— begin —
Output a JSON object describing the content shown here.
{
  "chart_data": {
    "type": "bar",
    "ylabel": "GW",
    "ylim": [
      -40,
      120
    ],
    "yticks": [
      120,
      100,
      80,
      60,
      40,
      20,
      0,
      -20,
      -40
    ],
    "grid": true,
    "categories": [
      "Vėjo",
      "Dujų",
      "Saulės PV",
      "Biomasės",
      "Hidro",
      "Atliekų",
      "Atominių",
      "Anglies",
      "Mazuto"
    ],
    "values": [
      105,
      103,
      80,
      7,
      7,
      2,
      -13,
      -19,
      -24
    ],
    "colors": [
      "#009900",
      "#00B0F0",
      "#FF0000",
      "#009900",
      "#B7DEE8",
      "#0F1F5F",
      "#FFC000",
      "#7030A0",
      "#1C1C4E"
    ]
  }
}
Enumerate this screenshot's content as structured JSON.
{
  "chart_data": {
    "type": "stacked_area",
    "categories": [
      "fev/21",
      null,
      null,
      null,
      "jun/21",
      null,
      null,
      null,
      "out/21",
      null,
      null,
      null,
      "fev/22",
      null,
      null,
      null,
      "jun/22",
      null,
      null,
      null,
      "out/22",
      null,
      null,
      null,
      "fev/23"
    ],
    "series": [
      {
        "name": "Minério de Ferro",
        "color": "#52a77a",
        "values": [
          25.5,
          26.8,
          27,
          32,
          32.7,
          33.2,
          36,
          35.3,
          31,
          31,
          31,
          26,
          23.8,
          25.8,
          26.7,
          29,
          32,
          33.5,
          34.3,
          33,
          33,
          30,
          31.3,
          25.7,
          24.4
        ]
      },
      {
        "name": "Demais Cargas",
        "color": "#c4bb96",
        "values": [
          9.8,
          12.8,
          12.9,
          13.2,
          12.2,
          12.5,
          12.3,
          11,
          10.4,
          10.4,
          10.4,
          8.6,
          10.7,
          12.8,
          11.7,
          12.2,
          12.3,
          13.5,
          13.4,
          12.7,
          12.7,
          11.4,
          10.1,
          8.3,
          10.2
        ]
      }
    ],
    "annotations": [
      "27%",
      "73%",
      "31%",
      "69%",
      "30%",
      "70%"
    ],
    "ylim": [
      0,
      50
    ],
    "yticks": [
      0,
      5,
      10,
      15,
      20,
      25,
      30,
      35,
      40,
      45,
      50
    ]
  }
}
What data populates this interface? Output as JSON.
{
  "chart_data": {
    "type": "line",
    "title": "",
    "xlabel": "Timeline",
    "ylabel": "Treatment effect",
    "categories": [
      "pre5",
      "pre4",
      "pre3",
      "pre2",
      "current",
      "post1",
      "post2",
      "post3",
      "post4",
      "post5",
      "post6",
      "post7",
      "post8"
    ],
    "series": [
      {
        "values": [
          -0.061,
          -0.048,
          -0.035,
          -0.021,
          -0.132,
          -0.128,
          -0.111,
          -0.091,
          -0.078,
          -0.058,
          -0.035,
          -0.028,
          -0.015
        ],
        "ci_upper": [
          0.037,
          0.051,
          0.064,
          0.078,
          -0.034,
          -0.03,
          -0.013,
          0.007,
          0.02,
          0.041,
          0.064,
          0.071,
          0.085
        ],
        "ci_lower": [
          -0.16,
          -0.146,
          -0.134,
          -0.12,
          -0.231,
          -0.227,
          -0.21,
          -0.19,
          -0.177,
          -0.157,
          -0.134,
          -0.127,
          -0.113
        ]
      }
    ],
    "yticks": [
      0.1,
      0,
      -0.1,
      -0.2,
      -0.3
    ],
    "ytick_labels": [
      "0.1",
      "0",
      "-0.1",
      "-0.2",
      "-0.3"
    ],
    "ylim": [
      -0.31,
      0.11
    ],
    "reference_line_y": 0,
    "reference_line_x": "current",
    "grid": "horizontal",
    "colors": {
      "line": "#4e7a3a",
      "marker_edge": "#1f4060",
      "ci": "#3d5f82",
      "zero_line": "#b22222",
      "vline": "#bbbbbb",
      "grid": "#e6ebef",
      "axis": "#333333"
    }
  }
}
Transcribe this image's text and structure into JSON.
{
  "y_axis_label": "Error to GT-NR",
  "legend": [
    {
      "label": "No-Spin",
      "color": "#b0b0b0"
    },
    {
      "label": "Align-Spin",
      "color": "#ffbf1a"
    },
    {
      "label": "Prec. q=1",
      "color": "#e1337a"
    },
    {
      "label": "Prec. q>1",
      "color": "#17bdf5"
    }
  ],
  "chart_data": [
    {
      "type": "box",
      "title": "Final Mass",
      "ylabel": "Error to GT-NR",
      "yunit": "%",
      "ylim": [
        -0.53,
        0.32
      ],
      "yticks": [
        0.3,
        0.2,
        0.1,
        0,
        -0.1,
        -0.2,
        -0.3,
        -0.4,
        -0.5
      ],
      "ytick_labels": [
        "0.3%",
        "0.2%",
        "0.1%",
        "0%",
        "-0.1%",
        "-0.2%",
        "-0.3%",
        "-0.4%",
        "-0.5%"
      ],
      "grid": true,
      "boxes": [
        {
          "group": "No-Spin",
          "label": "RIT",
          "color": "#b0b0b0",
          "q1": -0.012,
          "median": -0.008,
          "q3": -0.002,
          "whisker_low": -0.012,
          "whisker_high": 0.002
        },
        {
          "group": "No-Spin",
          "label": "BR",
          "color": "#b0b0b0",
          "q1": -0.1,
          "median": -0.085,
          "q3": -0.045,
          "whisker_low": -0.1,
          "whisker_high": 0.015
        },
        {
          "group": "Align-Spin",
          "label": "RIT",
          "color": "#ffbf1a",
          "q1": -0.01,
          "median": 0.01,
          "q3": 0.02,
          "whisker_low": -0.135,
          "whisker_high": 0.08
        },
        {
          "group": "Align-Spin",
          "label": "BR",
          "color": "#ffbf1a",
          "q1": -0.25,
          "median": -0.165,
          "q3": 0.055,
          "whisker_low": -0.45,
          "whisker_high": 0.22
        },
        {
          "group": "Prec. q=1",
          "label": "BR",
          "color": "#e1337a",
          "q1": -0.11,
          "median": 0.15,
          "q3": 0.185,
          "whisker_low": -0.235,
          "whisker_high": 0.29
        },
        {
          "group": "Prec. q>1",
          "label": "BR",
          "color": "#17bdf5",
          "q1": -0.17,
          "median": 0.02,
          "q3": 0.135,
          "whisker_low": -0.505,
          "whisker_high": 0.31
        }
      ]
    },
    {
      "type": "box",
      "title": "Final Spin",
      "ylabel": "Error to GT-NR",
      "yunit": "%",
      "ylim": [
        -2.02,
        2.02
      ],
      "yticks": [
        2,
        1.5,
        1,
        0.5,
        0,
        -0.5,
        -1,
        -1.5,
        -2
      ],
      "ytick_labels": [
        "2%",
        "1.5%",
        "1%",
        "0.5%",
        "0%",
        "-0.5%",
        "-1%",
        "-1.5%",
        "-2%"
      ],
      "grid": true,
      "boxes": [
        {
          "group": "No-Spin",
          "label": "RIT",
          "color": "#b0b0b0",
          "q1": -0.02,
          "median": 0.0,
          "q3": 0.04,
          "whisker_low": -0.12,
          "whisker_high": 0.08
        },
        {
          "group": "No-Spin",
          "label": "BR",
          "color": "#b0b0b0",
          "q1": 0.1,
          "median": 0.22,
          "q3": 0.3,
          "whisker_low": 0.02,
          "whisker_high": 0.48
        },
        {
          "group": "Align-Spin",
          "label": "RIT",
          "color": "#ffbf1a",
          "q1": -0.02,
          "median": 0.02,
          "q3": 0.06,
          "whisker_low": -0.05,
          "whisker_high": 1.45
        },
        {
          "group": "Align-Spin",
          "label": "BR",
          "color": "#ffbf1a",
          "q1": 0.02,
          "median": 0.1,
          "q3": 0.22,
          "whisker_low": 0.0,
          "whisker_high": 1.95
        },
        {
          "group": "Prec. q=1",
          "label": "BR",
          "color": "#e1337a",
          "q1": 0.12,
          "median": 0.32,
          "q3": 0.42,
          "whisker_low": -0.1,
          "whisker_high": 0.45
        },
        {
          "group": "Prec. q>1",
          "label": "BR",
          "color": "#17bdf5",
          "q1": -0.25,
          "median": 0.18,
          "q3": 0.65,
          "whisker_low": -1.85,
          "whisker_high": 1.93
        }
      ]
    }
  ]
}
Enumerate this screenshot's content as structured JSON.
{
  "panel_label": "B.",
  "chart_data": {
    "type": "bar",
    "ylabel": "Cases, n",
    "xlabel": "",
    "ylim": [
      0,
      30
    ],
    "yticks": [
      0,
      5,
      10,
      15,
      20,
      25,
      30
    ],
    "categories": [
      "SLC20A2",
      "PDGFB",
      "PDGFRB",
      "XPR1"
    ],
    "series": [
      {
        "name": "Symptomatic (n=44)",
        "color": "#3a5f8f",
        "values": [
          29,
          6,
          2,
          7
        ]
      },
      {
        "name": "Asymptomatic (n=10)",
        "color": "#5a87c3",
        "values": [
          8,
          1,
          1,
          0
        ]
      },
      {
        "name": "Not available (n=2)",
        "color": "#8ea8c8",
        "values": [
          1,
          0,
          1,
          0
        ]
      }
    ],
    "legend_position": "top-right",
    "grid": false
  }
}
— end —
Copy each line of the entries that includes the word "ylabel".

    "ylabel": "GW",
    "ylabel": "Treatment effect",
      "ylabel": "Error to GT-NR",
      "ylabel": "Error to GT-NR",
    "ylabel": "Cases, n",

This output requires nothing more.